## Set task
All entries are to be quoted exactly; the images stay out of the copy.
--- START OF Extracted material ---
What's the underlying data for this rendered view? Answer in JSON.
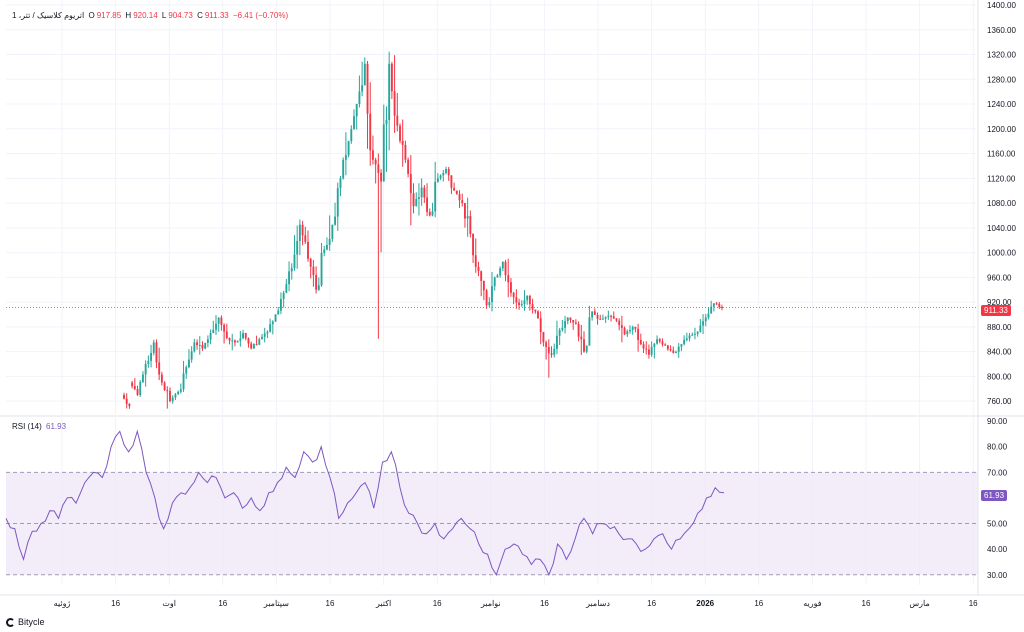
{
  "colors": {
    "up": "#26a69a",
    "down": "#f23645",
    "rsi_line": "#7e57c2",
    "rsi_band": "#ede7f6",
    "grid": "#f0f3fa",
    "price_line": "#f23645"
  },
  "legend": {
    "symbol": "اتریوم کلاسیک / تتر، 1",
    "o_label": "O",
    "o_value": "917.85",
    "h_label": "H",
    "h_value": "920.14",
    "l_label": "L",
    "l_value": "904.73",
    "c_label": "C",
    "c_value": "911.33",
    "change": "−6.41 (−0.70%)"
  },
  "rsi_legend": {
    "label": "RSI (14)",
    "value": "61.93"
  },
  "price_tag": "911.33",
  "rsi_tag": "61.93",
  "brand": {
    "name": "Bitycle",
    "icon": "bitycle-logo-icon"
  },
  "chart_data": [
    {
      "type": "candlestick",
      "price_ticks": [
        "760.00",
        "800.00",
        "840.00",
        "880.00",
        "920.00",
        "960.00",
        "1000.00",
        "1040.00",
        "1080.00",
        "1120.00",
        "1160.00",
        "1200.00",
        "1240.00",
        "1280.00",
        "1320.00",
        "1360.00",
        "1400.00"
      ],
      "ylim": [
        736,
        1400
      ],
      "last_price": 911.33,
      "time_labels": [
        {
          "text": "ژوئیه",
          "bold": false
        },
        {
          "text": "16",
          "bold": false
        },
        {
          "text": "اوت",
          "bold": false
        },
        {
          "text": "16",
          "bold": false
        },
        {
          "text": "سپتامبر",
          "bold": false
        },
        {
          "text": "16",
          "bold": false
        },
        {
          "text": "اکتبر",
          "bold": false
        },
        {
          "text": "16",
          "bold": false
        },
        {
          "text": "نوامبر",
          "bold": false
        },
        {
          "text": "16",
          "bold": false
        },
        {
          "text": "دسامبر",
          "bold": false
        },
        {
          "text": "16",
          "bold": false
        },
        {
          "text": "2026",
          "bold": true
        },
        {
          "text": "16",
          "bold": false
        },
        {
          "text": "فوریه",
          "bold": false
        },
        {
          "text": "16",
          "bold": false
        },
        {
          "text": "مارس",
          "bold": false
        },
        {
          "text": "16",
          "bold": false
        }
      ],
      "ohlc_anchors": [
        [
          770,
          752,
          780,
          745
        ],
        [
          790,
          770,
          800,
          760
        ],
        [
          770,
          820,
          830,
          762
        ],
        [
          820,
          855,
          865,
          810
        ],
        [
          855,
          790,
          862,
          780
        ],
        [
          790,
          760,
          800,
          748
        ],
        [
          760,
          775,
          782,
          752
        ],
        [
          775,
          815,
          825,
          770
        ],
        [
          815,
          855,
          868,
          810
        ],
        [
          855,
          845,
          865,
          835
        ],
        [
          845,
          870,
          885,
          840
        ],
        [
          870,
          895,
          905,
          860
        ],
        [
          895,
          862,
          900,
          852
        ],
        [
          862,
          855,
          870,
          842
        ],
        [
          855,
          870,
          880,
          848
        ],
        [
          870,
          845,
          878,
          838
        ],
        [
          845,
          860,
          870,
          840
        ],
        [
          860,
          872,
          885,
          855
        ],
        [
          872,
          900,
          912,
          868
        ],
        [
          900,
          935,
          945,
          895
        ],
        [
          935,
          975,
          990,
          930
        ],
        [
          975,
          1045,
          1065,
          968
        ],
        [
          1045,
          990,
          1055,
          975
        ],
        [
          990,
          940,
          995,
          925
        ],
        [
          940,
          1005,
          1020,
          935
        ],
        [
          1005,
          1045,
          1060,
          998
        ],
        [
          1045,
          1120,
          1130,
          1035
        ],
        [
          1120,
          1180,
          1195,
          1110
        ],
        [
          1180,
          1240,
          1250,
          1160
        ],
        [
          1240,
          1305,
          1360,
          1230
        ],
        [
          1305,
          1150,
          1315,
          1080
        ],
        [
          1150,
          1115,
          1160,
          850
        ],
        [
          1115,
          1305,
          1375,
          1105
        ],
        [
          1305,
          1205,
          1320,
          1180
        ],
        [
          1205,
          1150,
          1215,
          1120
        ],
        [
          1150,
          1075,
          1160,
          1030
        ],
        [
          1075,
          1105,
          1145,
          1060
        ],
        [
          1105,
          1060,
          1112,
          1050
        ],
        [
          1060,
          1120,
          1150,
          1055
        ],
        [
          1120,
          1135,
          1145,
          1110
        ],
        [
          1135,
          1100,
          1142,
          1088
        ],
        [
          1100,
          1080,
          1105,
          1070
        ],
        [
          1080,
          1030,
          1090,
          1020
        ],
        [
          1030,
          970,
          1035,
          955
        ],
        [
          970,
          915,
          980,
          878
        ],
        [
          915,
          960,
          985,
          905
        ],
        [
          960,
          985,
          1000,
          955
        ],
        [
          985,
          935,
          990,
          920
        ],
        [
          935,
          915,
          945,
          900
        ],
        [
          915,
          930,
          940,
          905
        ],
        [
          930,
          905,
          935,
          890
        ],
        [
          905,
          855,
          915,
          840
        ],
        [
          855,
          835,
          860,
          792
        ],
        [
          835,
          875,
          890,
          828
        ],
        [
          875,
          895,
          910,
          868
        ],
        [
          895,
          885,
          902,
          875
        ],
        [
          885,
          840,
          890,
          800
        ],
        [
          840,
          905,
          920,
          835
        ],
        [
          905,
          892,
          912,
          880
        ],
        [
          892,
          898,
          920,
          885
        ],
        [
          898,
          890,
          905,
          880
        ],
        [
          890,
          868,
          898,
          855
        ],
        [
          868,
          880,
          890,
          860
        ],
        [
          880,
          852,
          885,
          840
        ],
        [
          852,
          835,
          862,
          820
        ],
        [
          835,
          860,
          870,
          828
        ],
        [
          860,
          850,
          866,
          842
        ],
        [
          850,
          838,
          858,
          828
        ],
        [
          838,
          852,
          862,
          825
        ],
        [
          852,
          866,
          872,
          845
        ],
        [
          866,
          872,
          880,
          860
        ],
        [
          872,
          895,
          905,
          868
        ],
        [
          895,
          918,
          922,
          890
        ],
        [
          918,
          911.33,
          920.14,
          904.73
        ]
      ]
    },
    {
      "type": "line",
      "name": "RSI (14)",
      "ylim": [
        26,
        92
      ],
      "rsi_ticks": [
        "30.00",
        "40.00",
        "50.00",
        "60.00",
        "70.00",
        "80.00",
        "90.00"
      ],
      "levels": {
        "upper": 70,
        "middle": 50,
        "lower": 30
      },
      "last_value": 61.93,
      "rsi_anchors": [
        52,
        48,
        36,
        47,
        50,
        55,
        52,
        60,
        58,
        66,
        70,
        68,
        80,
        86,
        78,
        86,
        70,
        60,
        48,
        58,
        62,
        64,
        70,
        66,
        68,
        60,
        62,
        56,
        60,
        55,
        62,
        66,
        72,
        68,
        78,
        74,
        80,
        68,
        52,
        58,
        62,
        66,
        56,
        74,
        78,
        64,
        54,
        50,
        46,
        50,
        44,
        48,
        52,
        48,
        42,
        38,
        30,
        40,
        42,
        38,
        34,
        36,
        30,
        42,
        36,
        44,
        52,
        46,
        50,
        48,
        46,
        44,
        42,
        40,
        44,
        46,
        40,
        44,
        48,
        54,
        60,
        64,
        62
      ]
    }
  ]
}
--- END OF Extracted material ---
## Answer in full
What's the underlying data for this rendered view? Answer in JSON.
{
  "colors": {
    "up": "#26a69a",
    "down": "#f23645",
    "rsi_line": "#7e57c2",
    "rsi_band": "#ede7f6",
    "grid": "#f0f3fa",
    "price_line": "#f23645"
  },
  "legend": {
    "symbol": "اتریوم کلاسیک / تتر، 1",
    "o_label": "O",
    "o_value": "917.85",
    "h_label": "H",
    "h_value": "920.14",
    "l_label": "L",
    "l_value": "904.73",
    "c_label": "C",
    "c_value": "911.33",
    "change": "−6.41 (−0.70%)"
  },
  "rsi_legend": {
    "label": "RSI (14)",
    "value": "61.93"
  },
  "price_tag": "911.33",
  "rsi_tag": "61.93",
  "brand": {
    "name": "Bitycle",
    "icon": "bitycle-logo-icon"
  },
  "chart_data": [
    {
      "type": "candlestick",
      "price_ticks": [
        "760.00",
        "800.00",
        "840.00",
        "880.00",
        "920.00",
        "960.00",
        "1000.00",
        "1040.00",
        "1080.00",
        "1120.00",
        "1160.00",
        "1200.00",
        "1240.00",
        "1280.00",
        "1320.00",
        "1360.00",
        "1400.00"
      ],
      "ylim": [
        736,
        1400
      ],
      "last_price": 911.33,
      "time_labels": [
        {
          "text": "ژوئیه",
          "bold": false
        },
        {
          "text": "16",
          "bold": false
        },
        {
          "text": "اوت",
          "bold": false
        },
        {
          "text": "16",
          "bold": false
        },
        {
          "text": "سپتامبر",
          "bold": false
        },
        {
          "text": "16",
          "bold": false
        },
        {
          "text": "اکتبر",
          "bold": false
        },
        {
          "text": "16",
          "bold": false
        },
        {
          "text": "نوامبر",
          "bold": false
        },
        {
          "text": "16",
          "bold": false
        },
        {
          "text": "دسامبر",
          "bold": false
        },
        {
          "text": "16",
          "bold": false
        },
        {
          "text": "2026",
          "bold": true
        },
        {
          "text": "16",
          "bold": false
        },
        {
          "text": "فوریه",
          "bold": false
        },
        {
          "text": "16",
          "bold": false
        },
        {
          "text": "مارس",
          "bold": false
        },
        {
          "text": "16",
          "bold": false
        }
      ],
      "ohlc_anchors": [
        [
          770,
          752,
          780,
          745
        ],
        [
          790,
          770,
          800,
          760
        ],
        [
          770,
          820,
          830,
          762
        ],
        [
          820,
          855,
          865,
          810
        ],
        [
          855,
          790,
          862,
          780
        ],
        [
          790,
          760,
          800,
          748
        ],
        [
          760,
          775,
          782,
          752
        ],
        [
          775,
          815,
          825,
          770
        ],
        [
          815,
          855,
          868,
          810
        ],
        [
          855,
          845,
          865,
          835
        ],
        [
          845,
          870,
          885,
          840
        ],
        [
          870,
          895,
          905,
          860
        ],
        [
          895,
          862,
          900,
          852
        ],
        [
          862,
          855,
          870,
          842
        ],
        [
          855,
          870,
          880,
          848
        ],
        [
          870,
          845,
          878,
          838
        ],
        [
          845,
          860,
          870,
          840
        ],
        [
          860,
          872,
          885,
          855
        ],
        [
          872,
          900,
          912,
          868
        ],
        [
          900,
          935,
          945,
          895
        ],
        [
          935,
          975,
          990,
          930
        ],
        [
          975,
          1045,
          1065,
          968
        ],
        [
          1045,
          990,
          1055,
          975
        ],
        [
          990,
          940,
          995,
          925
        ],
        [
          940,
          1005,
          1020,
          935
        ],
        [
          1005,
          1045,
          1060,
          998
        ],
        [
          1045,
          1120,
          1130,
          1035
        ],
        [
          1120,
          1180,
          1195,
          1110
        ],
        [
          1180,
          1240,
          1250,
          1160
        ],
        [
          1240,
          1305,
          1360,
          1230
        ],
        [
          1305,
          1150,
          1315,
          1080
        ],
        [
          1150,
          1115,
          1160,
          850
        ],
        [
          1115,
          1305,
          1375,
          1105
        ],
        [
          1305,
          1205,
          1320,
          1180
        ],
        [
          1205,
          1150,
          1215,
          1120
        ],
        [
          1150,
          1075,
          1160,
          1030
        ],
        [
          1075,
          1105,
          1145,
          1060
        ],
        [
          1105,
          1060,
          1112,
          1050
        ],
        [
          1060,
          1120,
          1150,
          1055
        ],
        [
          1120,
          1135,
          1145,
          1110
        ],
        [
          1135,
          1100,
          1142,
          1088
        ],
        [
          1100,
          1080,
          1105,
          1070
        ],
        [
          1080,
          1030,
          1090,
          1020
        ],
        [
          1030,
          970,
          1035,
          955
        ],
        [
          970,
          915,
          980,
          878
        ],
        [
          915,
          960,
          985,
          905
        ],
        [
          960,
          985,
          1000,
          955
        ],
        [
          985,
          935,
          990,
          920
        ],
        [
          935,
          915,
          945,
          900
        ],
        [
          915,
          930,
          940,
          905
        ],
        [
          930,
          905,
          935,
          890
        ],
        [
          905,
          855,
          915,
          840
        ],
        [
          855,
          835,
          860,
          792
        ],
        [
          835,
          875,
          890,
          828
        ],
        [
          875,
          895,
          910,
          868
        ],
        [
          895,
          885,
          902,
          875
        ],
        [
          885,
          840,
          890,
          800
        ],
        [
          840,
          905,
          920,
          835
        ],
        [
          905,
          892,
          912,
          880
        ],
        [
          892,
          898,
          920,
          885
        ],
        [
          898,
          890,
          905,
          880
        ],
        [
          890,
          868,
          898,
          855
        ],
        [
          868,
          880,
          890,
          860
        ],
        [
          880,
          852,
          885,
          840
        ],
        [
          852,
          835,
          862,
          820
        ],
        [
          835,
          860,
          870,
          828
        ],
        [
          860,
          850,
          866,
          842
        ],
        [
          850,
          838,
          858,
          828
        ],
        [
          838,
          852,
          862,
          825
        ],
        [
          852,
          866,
          872,
          845
        ],
        [
          866,
          872,
          880,
          860
        ],
        [
          872,
          895,
          905,
          868
        ],
        [
          895,
          918,
          922,
          890
        ],
        [
          918,
          911.33,
          920.14,
          904.73
        ]
      ]
    },
    {
      "type": "line",
      "name": "RSI (14)",
      "ylim": [
        26,
        92
      ],
      "rsi_ticks": [
        "30.00",
        "40.00",
        "50.00",
        "60.00",
        "70.00",
        "80.00",
        "90.00"
      ],
      "levels": {
        "upper": 70,
        "middle": 50,
        "lower": 30
      },
      "last_value": 61.93,
      "rsi_anchors": [
        52,
        48,
        36,
        47,
        50,
        55,
        52,
        60,
        58,
        66,
        70,
        68,
        80,
        86,
        78,
        86,
        70,
        60,
        48,
        58,
        62,
        64,
        70,
        66,
        68,
        60,
        62,
        56,
        60,
        55,
        62,
        66,
        72,
        68,
        78,
        74,
        80,
        68,
        52,
        58,
        62,
        66,
        56,
        74,
        78,
        64,
        54,
        50,
        46,
        50,
        44,
        48,
        52,
        48,
        42,
        38,
        30,
        40,
        42,
        38,
        34,
        36,
        30,
        42,
        36,
        44,
        52,
        46,
        50,
        48,
        46,
        44,
        42,
        40,
        44,
        46,
        40,
        44,
        48,
        54,
        60,
        64,
        62
      ]
    }
  ]
}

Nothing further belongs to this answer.